- _EXERCISE AIM_:
Look through the lines below and extract each one that contains "index".
*** PROVIDED DATA
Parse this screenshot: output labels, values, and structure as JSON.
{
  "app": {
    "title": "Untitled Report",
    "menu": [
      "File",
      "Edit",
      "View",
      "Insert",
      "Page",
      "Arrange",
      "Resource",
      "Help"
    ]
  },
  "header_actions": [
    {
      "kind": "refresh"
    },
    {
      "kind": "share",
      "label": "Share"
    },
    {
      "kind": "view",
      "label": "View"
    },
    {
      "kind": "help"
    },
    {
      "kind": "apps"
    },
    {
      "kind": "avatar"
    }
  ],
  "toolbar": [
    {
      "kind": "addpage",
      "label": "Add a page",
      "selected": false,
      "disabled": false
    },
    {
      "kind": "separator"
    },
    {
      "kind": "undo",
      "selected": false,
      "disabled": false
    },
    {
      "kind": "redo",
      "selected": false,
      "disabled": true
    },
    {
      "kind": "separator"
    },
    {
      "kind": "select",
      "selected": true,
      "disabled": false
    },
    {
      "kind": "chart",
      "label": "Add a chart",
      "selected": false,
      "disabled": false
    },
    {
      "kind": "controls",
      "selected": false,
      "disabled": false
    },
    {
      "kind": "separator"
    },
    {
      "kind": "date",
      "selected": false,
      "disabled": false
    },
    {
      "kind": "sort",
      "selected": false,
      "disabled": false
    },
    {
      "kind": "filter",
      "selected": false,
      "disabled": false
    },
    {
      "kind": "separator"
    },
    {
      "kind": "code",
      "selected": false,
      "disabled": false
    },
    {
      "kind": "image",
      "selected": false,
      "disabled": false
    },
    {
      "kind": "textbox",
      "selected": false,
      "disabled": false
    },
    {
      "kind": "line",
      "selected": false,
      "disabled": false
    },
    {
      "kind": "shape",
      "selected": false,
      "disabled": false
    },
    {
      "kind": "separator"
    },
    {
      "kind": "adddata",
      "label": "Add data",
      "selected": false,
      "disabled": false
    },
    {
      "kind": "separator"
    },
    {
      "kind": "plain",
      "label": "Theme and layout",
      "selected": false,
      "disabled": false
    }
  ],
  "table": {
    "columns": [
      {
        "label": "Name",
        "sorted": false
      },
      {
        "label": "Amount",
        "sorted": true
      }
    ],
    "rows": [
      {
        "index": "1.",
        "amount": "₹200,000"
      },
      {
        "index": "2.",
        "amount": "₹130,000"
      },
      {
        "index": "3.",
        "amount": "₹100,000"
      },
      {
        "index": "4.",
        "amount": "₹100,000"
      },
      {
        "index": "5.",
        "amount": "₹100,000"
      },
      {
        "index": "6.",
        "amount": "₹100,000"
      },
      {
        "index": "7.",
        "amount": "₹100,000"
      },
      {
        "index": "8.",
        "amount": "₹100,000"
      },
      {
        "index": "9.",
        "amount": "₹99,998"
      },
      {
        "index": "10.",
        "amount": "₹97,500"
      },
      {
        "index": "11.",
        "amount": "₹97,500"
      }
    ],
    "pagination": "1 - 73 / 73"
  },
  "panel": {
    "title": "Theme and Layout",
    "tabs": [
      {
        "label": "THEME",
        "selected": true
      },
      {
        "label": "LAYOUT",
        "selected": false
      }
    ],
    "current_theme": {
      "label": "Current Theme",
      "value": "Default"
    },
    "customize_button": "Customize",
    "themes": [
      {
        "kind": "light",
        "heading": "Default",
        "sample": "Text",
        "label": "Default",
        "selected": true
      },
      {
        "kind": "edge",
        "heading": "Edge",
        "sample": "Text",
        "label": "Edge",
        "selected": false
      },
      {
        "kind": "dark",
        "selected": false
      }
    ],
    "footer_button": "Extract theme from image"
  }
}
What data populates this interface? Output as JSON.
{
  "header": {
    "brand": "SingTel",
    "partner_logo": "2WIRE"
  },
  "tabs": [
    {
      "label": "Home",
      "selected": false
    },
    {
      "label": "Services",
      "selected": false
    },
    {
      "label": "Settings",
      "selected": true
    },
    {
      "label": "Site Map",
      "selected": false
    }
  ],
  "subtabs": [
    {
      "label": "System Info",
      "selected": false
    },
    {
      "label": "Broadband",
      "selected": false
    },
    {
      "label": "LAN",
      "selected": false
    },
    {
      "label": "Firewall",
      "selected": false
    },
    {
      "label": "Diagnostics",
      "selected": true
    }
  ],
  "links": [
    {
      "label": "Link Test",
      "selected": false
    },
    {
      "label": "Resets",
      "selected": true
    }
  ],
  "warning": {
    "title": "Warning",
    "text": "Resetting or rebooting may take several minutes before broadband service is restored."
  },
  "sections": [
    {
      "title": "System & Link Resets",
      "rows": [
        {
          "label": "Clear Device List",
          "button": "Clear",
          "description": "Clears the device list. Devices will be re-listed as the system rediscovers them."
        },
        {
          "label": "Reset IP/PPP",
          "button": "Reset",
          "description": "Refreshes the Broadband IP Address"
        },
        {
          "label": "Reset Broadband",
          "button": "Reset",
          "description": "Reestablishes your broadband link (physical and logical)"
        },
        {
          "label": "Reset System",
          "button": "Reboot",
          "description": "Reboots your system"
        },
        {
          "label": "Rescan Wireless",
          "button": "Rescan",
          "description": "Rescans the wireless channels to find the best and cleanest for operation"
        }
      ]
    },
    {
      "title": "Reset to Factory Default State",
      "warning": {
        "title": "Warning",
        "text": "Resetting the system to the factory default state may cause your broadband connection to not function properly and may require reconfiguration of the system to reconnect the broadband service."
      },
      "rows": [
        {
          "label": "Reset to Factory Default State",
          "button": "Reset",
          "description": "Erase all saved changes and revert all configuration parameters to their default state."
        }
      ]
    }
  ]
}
******
- _REPLY_:
        "index": "1.",
        "index": "2.",
        "index": "3.",
        "index": "4.",
        "index": "5.",
        "index": "6.",
        "index": "7.",
        "index": "8.",
        "index": "9.",
        "index": "10.",
        "index": "11.",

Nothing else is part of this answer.